The task:
From the records, pick out and copy each line containing "this".

Input records:

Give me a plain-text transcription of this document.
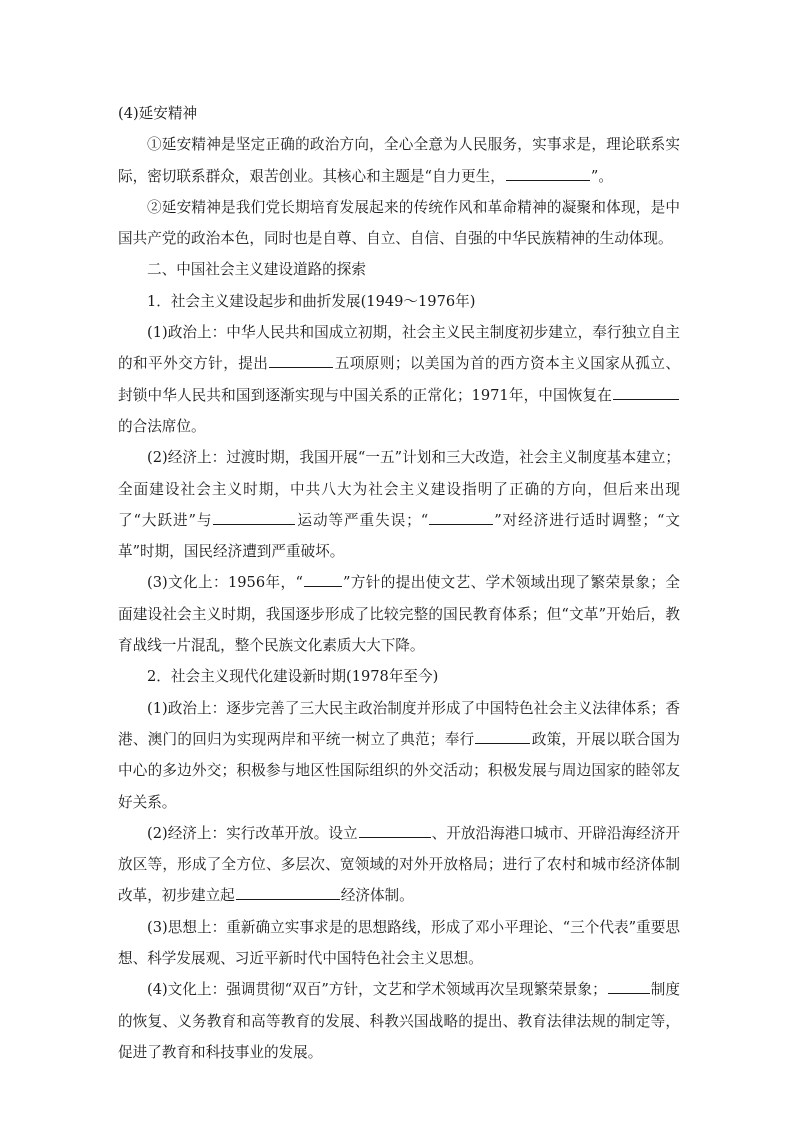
(4)延安精神

①延安精神是坚定正确的政治方向，全心全意为人民服务，实事求是，理论联系实际，密切联系群众，艰苦创业。其核心和主题是“自力更生，	”。

②延安精神是我们党长期培育发展起来的传统作风和革命精神的凝聚和体现，是中国共产党的政治本色，同时也是自尊、自立、自信、自强的中华民族精神的生动体现。

二、中国社会主义建设道路的探索

1．社会主义建设起步和曲折发展(1949～1976年)

(1)政治上：中华人民共和国成立初期，社会主义民主制度初步建立，奉行独立自主的和平外交方针，提出	五项原则；以美国为首的西方资本主义国家从孤立、封锁中华人民共和国到逐渐实现与中国关系的正常化；1971年，中国恢复在的合法席位。

(2)经济上：过渡时期，我国开展“一五”计划和三大改造，社会主义制度基本建立；全面建设社会主义时期，中共八大为社会主义建设指明了正确的方向，但后来出现了“大跃进”与	运动等严重失误；“	”对经济进行适时调整；“文革”时期，国民经济遭到严重破坏。

(3)文化上：1956年，“	”方针的提出使文艺、学术领域出现了繁荣景象；全面建设社会主义时期，我国逐步形成了比较完整的国民教育体系；但“文革”开始后，教育战线一片混乱，整个民族文化素质大大下降。

2．社会主义现代化建设新时期(1978年至今)

(1)政治上：逐步完善了三大民主政治制度并形成了中国特色社会主义法律体系；香港、澳门的回归为实现两岸和平统一树立了典范；奉行	政策，开展以联合国为中心的多边外交；积极参与地区性国际组织的外交活动；积极发展与周边国家的睦邻友好关系。

(2)经济上：实行改革开放。设立	、开放沿海港口城市、开辟沿海经济开放区等，形成了全方位、多层次、宽领域的对外开放格局；进行了农村和城市经济体制改革，初步建立起	经济体制。

(3)思想上：重新确立实事求是的思想路线，形成了邓小平理论、“三个代表”重要思想、科学发展观、习近平新时代中国特色社会主义思想。

(4)文化上：强调贯彻“双百”方针，文艺和学术领域再次呈现繁荣景象；	制度的恢复、义务教育和高等教育的发展、科教兴国战略的提出、教育法律法规的制定等，促进了教育和科技事业的发展。
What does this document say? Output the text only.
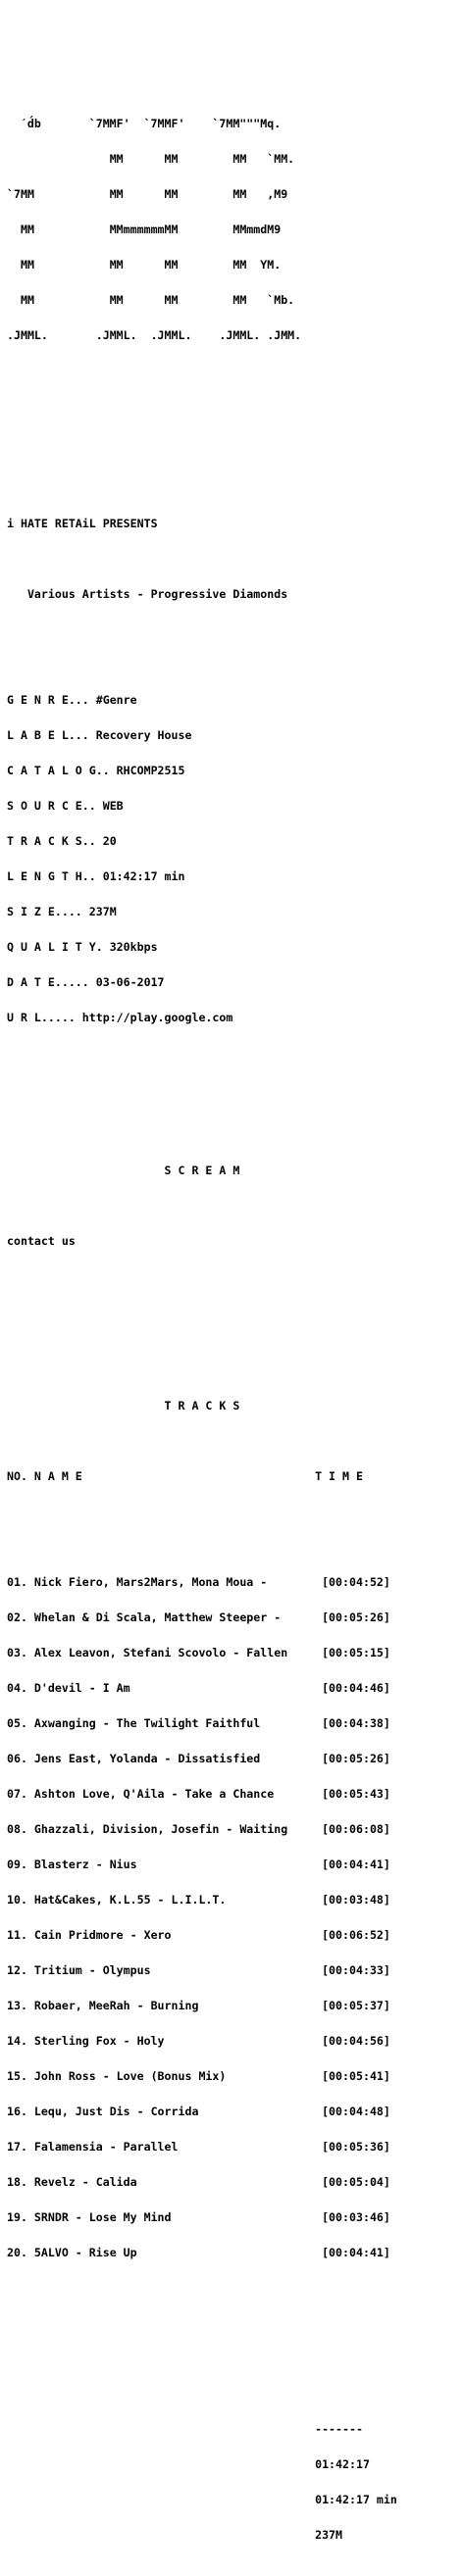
ˊd́b       `7MMF'  `7MMF'    `7MM"""Mq.

MM      MM        MM   `MM.

`7MM           MM      MM        MM   ,M9

MM           MMmmmmmmMM        MMmmdM9

MM           MM      MM        MM  YM.

MM           MM      MM        MM   `Mb.

.JMML.       .JMML.  .JMML.    .JMML. .JMM.

i HATE RETAiL PRESENTS

Various Artists - Progressive Diamonds

G E N R E... #Genre

L A B E L... Recovery House

C A T A L O G.. RHCOMP2515

S O U R C E.. WEB

T R A C K S.. 20

L E N G T H.. 01:42:17 min

S I Z E.... 237M

Q U A L I T Y. 320kbps

D A T E..... 03-06-2017

U R L..... http://play.google.com

S C R E A M

contact us

T R A C K S

NO. N A M E                                  T I M E

01. Nick Fiero, Mars2Mars, Mona Moua -        [00:04:52]

02. Whelan & Di Scala, Matthew Steeper -      [00:05:26]

03. Alex Leavon, Stefani Scovolo - Fallen     [00:05:15]

04. D'devil - I Am                            [00:04:46]

05. Axwanging - The Twilight Faithful         [00:04:38]

06. Jens East, Yolanda - Dissatisfied         [00:05:26]

07. Ashton Love, Q'Aila - Take a Chance       [00:05:43]

08. Ghazzali, Division, Josefin - Waiting     [00:06:08]

09. Blasterz - Nius                           [00:04:41]

10. Hat&Cakes, K.L.55 - L.I.L.T.              [00:03:48]

11. Cain Pridmore - Xero                      [00:06:52]

12. Tritium - Olympus                         [00:04:33]

13. Robaer, MeeRah - Burning                  [00:05:37]

14. Sterling Fox - Holy                       [00:04:56]

15. John Ross - Love (Bonus Mix)              [00:05:41]

16. Lequ, Just Dis - Corrida                  [00:04:48]

17. Falamensia - Parallel                     [00:05:36]

18. Revelz - Calida                           [00:05:04]

19. SRNDR - Lose My Mind                      [00:03:46]

20. 5ALVO - Rise Up                           [00:04:41]

-------

01:42:17

01:42:17 min

237M
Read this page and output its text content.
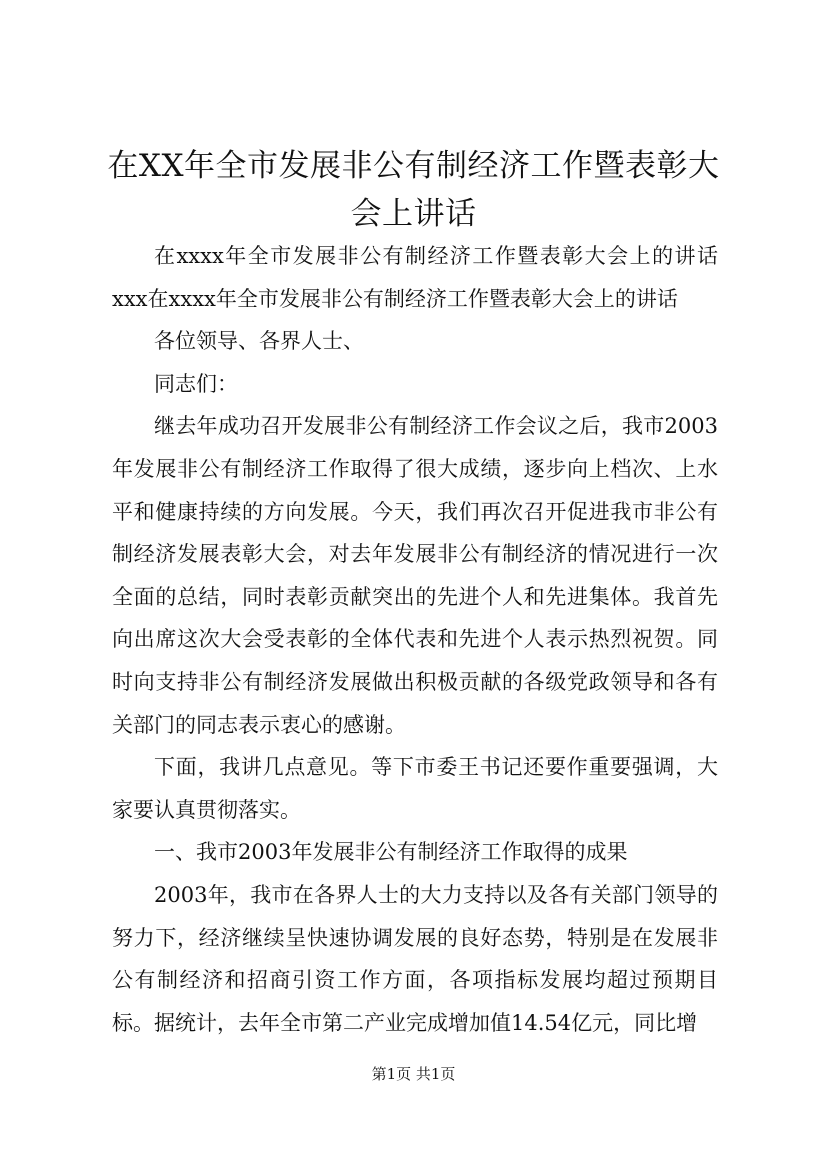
在XX年全市发展非公有制经济工作暨表彰大会上讲话

在xxxx年全市发展非公有制经济工作暨表彰大会上的讲话xxx在xxxx年全市发展非公有制经济工作暨表彰大会上的讲话

各位领导、各界人士、

同志们：

继去年成功召开发展非公有制经济工作会议之后，我市2003年发展非公有制经济工作取得了很大成绩，逐步向上档次、上水平和健康持续的方向发展。今天，我们再次召开促进我市非公有制经济发展表彰大会，对去年发展非公有制经济的情况进行一次全面的总结，同时表彰贡献突出的先进个人和先进集体。我首先向出席这次大会受表彰的全体代表和先进个人表示热烈祝贺。同时向支持非公有制经济发展做出积极贡献的各级党政领导和各有关部门的同志表示衷心的感谢。

下面，我讲几点意见。等下市委王书记还要作重要强调，大家要认真贯彻落实。

一、我市2003年发展非公有制经济工作取得的成果

2003年，我市在各界人士的大力支持以及各有关部门领导的努力下，经济继续呈快速协调发展的良好态势，特别是在发展非公有制经济和招商引资工作方面，各项指标发展均超过预期目标。据统计，去年全市第二产业完成增加值14.54亿元，同比增

第1页 共1页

Response below:
Give me a plain-text transcription of this document.
What does this document say? Output the text only.
Read this page and output its text content.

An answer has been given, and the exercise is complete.